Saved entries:
◇ ◇ ◇ ◇ ◇ ◇ ◇

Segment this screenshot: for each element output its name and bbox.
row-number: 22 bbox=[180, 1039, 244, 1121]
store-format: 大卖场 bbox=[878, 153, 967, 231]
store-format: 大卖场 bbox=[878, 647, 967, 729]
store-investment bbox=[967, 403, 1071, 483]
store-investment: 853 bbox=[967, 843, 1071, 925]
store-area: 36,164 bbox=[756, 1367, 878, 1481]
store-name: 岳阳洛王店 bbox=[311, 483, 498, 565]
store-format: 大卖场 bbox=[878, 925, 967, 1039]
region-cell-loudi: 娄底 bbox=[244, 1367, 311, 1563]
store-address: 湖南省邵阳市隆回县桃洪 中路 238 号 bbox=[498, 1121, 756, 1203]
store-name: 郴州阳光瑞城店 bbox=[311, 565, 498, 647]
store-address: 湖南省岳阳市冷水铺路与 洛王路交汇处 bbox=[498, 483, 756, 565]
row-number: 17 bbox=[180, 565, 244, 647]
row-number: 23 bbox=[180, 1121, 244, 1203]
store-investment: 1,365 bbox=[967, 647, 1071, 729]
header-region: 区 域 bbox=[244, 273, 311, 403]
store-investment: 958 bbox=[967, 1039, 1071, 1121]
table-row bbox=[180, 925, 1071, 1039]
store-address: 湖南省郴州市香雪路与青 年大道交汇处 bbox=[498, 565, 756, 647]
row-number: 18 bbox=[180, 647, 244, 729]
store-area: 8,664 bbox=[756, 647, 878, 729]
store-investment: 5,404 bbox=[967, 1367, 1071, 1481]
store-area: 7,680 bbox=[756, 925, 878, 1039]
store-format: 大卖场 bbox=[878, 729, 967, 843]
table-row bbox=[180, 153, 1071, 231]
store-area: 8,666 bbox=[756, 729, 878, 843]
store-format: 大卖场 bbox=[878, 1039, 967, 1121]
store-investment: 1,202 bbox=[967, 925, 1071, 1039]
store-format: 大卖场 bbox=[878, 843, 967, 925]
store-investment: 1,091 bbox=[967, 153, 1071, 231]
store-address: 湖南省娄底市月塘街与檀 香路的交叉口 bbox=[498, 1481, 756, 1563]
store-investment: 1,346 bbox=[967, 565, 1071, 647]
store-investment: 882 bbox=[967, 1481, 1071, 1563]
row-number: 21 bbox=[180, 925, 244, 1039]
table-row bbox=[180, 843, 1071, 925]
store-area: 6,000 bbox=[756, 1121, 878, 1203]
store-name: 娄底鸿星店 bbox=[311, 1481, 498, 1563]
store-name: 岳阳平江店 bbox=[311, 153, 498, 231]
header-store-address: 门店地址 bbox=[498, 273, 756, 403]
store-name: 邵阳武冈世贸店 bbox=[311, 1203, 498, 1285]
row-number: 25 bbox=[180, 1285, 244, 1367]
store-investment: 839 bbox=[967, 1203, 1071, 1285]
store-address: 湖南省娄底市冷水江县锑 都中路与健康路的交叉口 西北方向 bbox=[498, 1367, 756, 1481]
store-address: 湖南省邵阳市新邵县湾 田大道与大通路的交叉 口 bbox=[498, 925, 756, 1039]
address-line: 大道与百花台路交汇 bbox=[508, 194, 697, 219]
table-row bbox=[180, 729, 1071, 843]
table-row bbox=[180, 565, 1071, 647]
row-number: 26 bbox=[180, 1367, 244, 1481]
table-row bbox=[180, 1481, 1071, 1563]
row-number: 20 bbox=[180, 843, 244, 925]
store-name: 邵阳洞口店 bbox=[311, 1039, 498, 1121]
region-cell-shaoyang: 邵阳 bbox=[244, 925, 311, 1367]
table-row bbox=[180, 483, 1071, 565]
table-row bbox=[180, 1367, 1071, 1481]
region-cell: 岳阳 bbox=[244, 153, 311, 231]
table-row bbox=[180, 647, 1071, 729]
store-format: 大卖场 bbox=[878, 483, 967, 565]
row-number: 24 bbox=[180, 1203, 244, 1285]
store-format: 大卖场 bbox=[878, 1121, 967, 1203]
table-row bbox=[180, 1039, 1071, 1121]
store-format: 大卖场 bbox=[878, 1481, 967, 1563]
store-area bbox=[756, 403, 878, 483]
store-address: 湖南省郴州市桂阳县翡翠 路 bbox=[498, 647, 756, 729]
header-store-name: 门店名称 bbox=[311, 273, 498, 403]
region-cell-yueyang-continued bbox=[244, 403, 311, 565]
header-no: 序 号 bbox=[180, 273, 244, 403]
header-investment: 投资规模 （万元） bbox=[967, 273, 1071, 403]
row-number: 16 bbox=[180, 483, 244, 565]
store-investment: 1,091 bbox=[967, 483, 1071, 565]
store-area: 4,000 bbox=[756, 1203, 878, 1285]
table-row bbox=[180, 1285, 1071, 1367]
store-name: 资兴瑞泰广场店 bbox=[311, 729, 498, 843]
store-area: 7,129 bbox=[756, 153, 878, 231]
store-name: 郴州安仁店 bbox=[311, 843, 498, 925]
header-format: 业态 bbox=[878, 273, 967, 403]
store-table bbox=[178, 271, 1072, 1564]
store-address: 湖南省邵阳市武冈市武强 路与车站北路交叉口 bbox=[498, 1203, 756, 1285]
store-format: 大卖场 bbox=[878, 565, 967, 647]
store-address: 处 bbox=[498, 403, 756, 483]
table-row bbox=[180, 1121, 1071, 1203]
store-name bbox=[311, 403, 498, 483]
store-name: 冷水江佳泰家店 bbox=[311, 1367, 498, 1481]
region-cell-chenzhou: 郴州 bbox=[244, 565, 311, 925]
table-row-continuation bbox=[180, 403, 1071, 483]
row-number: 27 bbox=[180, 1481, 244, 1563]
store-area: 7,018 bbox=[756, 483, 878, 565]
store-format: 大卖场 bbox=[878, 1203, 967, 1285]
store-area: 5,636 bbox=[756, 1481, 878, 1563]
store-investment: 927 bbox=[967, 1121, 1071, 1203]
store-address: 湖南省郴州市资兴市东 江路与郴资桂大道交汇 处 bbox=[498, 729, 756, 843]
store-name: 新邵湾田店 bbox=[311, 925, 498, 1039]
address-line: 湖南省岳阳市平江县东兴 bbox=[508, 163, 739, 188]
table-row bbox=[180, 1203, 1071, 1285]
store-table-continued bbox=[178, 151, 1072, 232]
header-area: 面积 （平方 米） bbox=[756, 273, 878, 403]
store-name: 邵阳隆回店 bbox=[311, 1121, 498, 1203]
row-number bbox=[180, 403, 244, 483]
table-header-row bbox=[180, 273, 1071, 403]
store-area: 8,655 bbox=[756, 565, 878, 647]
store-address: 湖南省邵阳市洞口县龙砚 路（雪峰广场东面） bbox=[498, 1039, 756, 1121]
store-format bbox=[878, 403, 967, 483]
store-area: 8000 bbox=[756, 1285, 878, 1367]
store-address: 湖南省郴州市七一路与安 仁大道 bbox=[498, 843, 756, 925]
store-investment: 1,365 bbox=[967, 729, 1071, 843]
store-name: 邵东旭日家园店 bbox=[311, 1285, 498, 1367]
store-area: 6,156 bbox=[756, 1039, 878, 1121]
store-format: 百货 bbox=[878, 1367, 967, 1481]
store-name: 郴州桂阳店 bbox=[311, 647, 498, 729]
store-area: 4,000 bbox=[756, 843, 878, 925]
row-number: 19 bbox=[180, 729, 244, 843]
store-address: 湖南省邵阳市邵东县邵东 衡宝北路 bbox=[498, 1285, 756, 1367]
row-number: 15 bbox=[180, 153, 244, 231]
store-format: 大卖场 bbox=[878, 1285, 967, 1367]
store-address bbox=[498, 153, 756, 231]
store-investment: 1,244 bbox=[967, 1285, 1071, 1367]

◇ ◇ ◇ ◇ ◇ ◇ ◇

Required task
Output every one of the saved entries again, line for line, with nothing changed.

Output
Segment this screenshot: for each element output its name and bbox.
row-number: 22 bbox=[180, 1039, 244, 1121]
store-format: 大卖场 bbox=[878, 153, 967, 231]
store-format: 大卖场 bbox=[878, 647, 967, 729]
store-investment bbox=[967, 403, 1071, 483]
store-investment: 853 bbox=[967, 843, 1071, 925]
store-area: 36,164 bbox=[756, 1367, 878, 1481]
store-name: 岳阳洛王店 bbox=[311, 483, 498, 565]
store-format: 大卖场 bbox=[878, 925, 967, 1039]
region-cell-loudi: 娄底 bbox=[244, 1367, 311, 1563]
store-address: 湖南省邵阳市隆回县桃洪 中路 238 号 bbox=[498, 1121, 756, 1203]
store-name: 郴州阳光瑞城店 bbox=[311, 565, 498, 647]
store-address: 湖南省岳阳市冷水铺路与 洛王路交汇处 bbox=[498, 483, 756, 565]
row-number: 17 bbox=[180, 565, 244, 647]
row-number: 23 bbox=[180, 1121, 244, 1203]
store-investment: 1,365 bbox=[967, 647, 1071, 729]
header-region: 区 域 bbox=[244, 273, 311, 403]
store-investment: 958 bbox=[967, 1039, 1071, 1121]
table-row bbox=[180, 925, 1071, 1039]
store-address: 湖南省郴州市香雪路与青 年大道交汇处 bbox=[498, 565, 756, 647]
row-number: 18 bbox=[180, 647, 244, 729]
store-area: 8,664 bbox=[756, 647, 878, 729]
store-investment: 5,404 bbox=[967, 1367, 1071, 1481]
store-area: 7,680 bbox=[756, 925, 878, 1039]
store-format: 大卖场 bbox=[878, 729, 967, 843]
table-row bbox=[180, 153, 1071, 231]
store-area: 8,666 bbox=[756, 729, 878, 843]
store-format: 大卖场 bbox=[878, 1039, 967, 1121]
store-investment: 1,202 bbox=[967, 925, 1071, 1039]
store-format: 大卖场 bbox=[878, 843, 967, 925]
store-investment: 1,091 bbox=[967, 153, 1071, 231]
store-address: 湖南省娄底市月塘街与檀 香路的交叉口 bbox=[498, 1481, 756, 1563]
store-investment: 1,346 bbox=[967, 565, 1071, 647]
store-investment: 882 bbox=[967, 1481, 1071, 1563]
row-number: 21 bbox=[180, 925, 244, 1039]
table-row bbox=[180, 843, 1071, 925]
store-area: 6,000 bbox=[756, 1121, 878, 1203]
store-name: 娄底鸿星店 bbox=[311, 1481, 498, 1563]
store-name: 岳阳平江店 bbox=[311, 153, 498, 231]
header-store-address: 门店地址 bbox=[498, 273, 756, 403]
store-name: 邵阳武冈世贸店 bbox=[311, 1203, 498, 1285]
row-number: 25 bbox=[180, 1285, 244, 1367]
store-investment: 839 bbox=[967, 1203, 1071, 1285]
store-address: 湖南省娄底市冷水江县锑 都中路与健康路的交叉口 西北方向 bbox=[498, 1367, 756, 1481]
store-address: 湖南省邵阳市新邵县湾 田大道与大通路的交叉 口 bbox=[498, 925, 756, 1039]
address-line: 大道与百花台路交汇 bbox=[508, 194, 697, 219]
table-row bbox=[180, 729, 1071, 843]
table-row bbox=[180, 565, 1071, 647]
row-number: 26 bbox=[180, 1367, 244, 1481]
table-row bbox=[180, 1481, 1071, 1563]
row-number: 20 bbox=[180, 843, 244, 925]
store-name: 邵阳洞口店 bbox=[311, 1039, 498, 1121]
region-cell-shaoyang: 邵阳 bbox=[244, 925, 311, 1367]
table-row bbox=[180, 483, 1071, 565]
table-row bbox=[180, 1367, 1071, 1481]
region-cell: 岳阳 bbox=[244, 153, 311, 231]
table-row bbox=[180, 647, 1071, 729]
store-format: 大卖场 bbox=[878, 483, 967, 565]
row-number: 24 bbox=[180, 1203, 244, 1285]
store-format: 大卖场 bbox=[878, 1121, 967, 1203]
table-row bbox=[180, 1039, 1071, 1121]
store-format: 大卖场 bbox=[878, 1481, 967, 1563]
store-area bbox=[756, 403, 878, 483]
store-address: 湖南省郴州市桂阳县翡翠 路 bbox=[498, 647, 756, 729]
header-store-name: 门店名称 bbox=[311, 273, 498, 403]
region-cell-yueyang-continued bbox=[244, 403, 311, 565]
header-no: 序 号 bbox=[180, 273, 244, 403]
header-investment: 投资规模 （万元） bbox=[967, 273, 1071, 403]
row-number: 16 bbox=[180, 483, 244, 565]
store-investment: 1,091 bbox=[967, 483, 1071, 565]
store-area: 4,000 bbox=[756, 1203, 878, 1285]
table-row bbox=[180, 1285, 1071, 1367]
store-name: 资兴瑞泰广场店 bbox=[311, 729, 498, 843]
store-area: 7,129 bbox=[756, 153, 878, 231]
store-name: 郴州安仁店 bbox=[311, 843, 498, 925]
header-format: 业态 bbox=[878, 273, 967, 403]
store-table bbox=[178, 271, 1072, 1564]
store-address: 湖南省邵阳市武冈市武强 路与车站北路交叉口 bbox=[498, 1203, 756, 1285]
store-format: 大卖场 bbox=[878, 565, 967, 647]
store-address: 处 bbox=[498, 403, 756, 483]
table-row bbox=[180, 1121, 1071, 1203]
store-name bbox=[311, 403, 498, 483]
store-name: 冷水江佳泰家店 bbox=[311, 1367, 498, 1481]
region-cell-chenzhou: 郴州 bbox=[244, 565, 311, 925]
table-row-continuation bbox=[180, 403, 1071, 483]
row-number: 27 bbox=[180, 1481, 244, 1563]
store-area: 7,018 bbox=[756, 483, 878, 565]
store-format: 大卖场 bbox=[878, 1203, 967, 1285]
store-area: 5,636 bbox=[756, 1481, 878, 1563]
store-investment: 927 bbox=[967, 1121, 1071, 1203]
store-address: 湖南省郴州市资兴市东 江路与郴资桂大道交汇 处 bbox=[498, 729, 756, 843]
store-name: 新邵湾田店 bbox=[311, 925, 498, 1039]
address-line: 湖南省岳阳市平江县东兴 bbox=[508, 163, 739, 188]
table-row bbox=[180, 1203, 1071, 1285]
store-table-continued bbox=[178, 151, 1072, 232]
header-area: 面积 （平方 米） bbox=[756, 273, 878, 403]
store-name: 邵阳隆回店 bbox=[311, 1121, 498, 1203]
row-number bbox=[180, 403, 244, 483]
table-header-row bbox=[180, 273, 1071, 403]
store-area: 8,655 bbox=[756, 565, 878, 647]
store-address: 湖南省邵阳市洞口县龙砚 路（雪峰广场东面） bbox=[498, 1039, 756, 1121]
store-format bbox=[878, 403, 967, 483]
store-area: 8000 bbox=[756, 1285, 878, 1367]
store-address: 湖南省郴州市七一路与安 仁大道 bbox=[498, 843, 756, 925]
store-investment: 1,365 bbox=[967, 729, 1071, 843]
store-name: 邵东旭日家园店 bbox=[311, 1285, 498, 1367]
store-area: 6,156 bbox=[756, 1039, 878, 1121]
store-format: 百货 bbox=[878, 1367, 967, 1481]
store-name: 郴州桂阳店 bbox=[311, 647, 498, 729]
store-area: 4,000 bbox=[756, 843, 878, 925]
row-number: 19 bbox=[180, 729, 244, 843]
store-address: 湖南省邵阳市邵东县邵东 衡宝北路 bbox=[498, 1285, 756, 1367]
row-number: 15 bbox=[180, 153, 244, 231]
store-format: 大卖场 bbox=[878, 1285, 967, 1367]
store-address bbox=[498, 153, 756, 231]
store-investment: 1,244 bbox=[967, 1285, 1071, 1367]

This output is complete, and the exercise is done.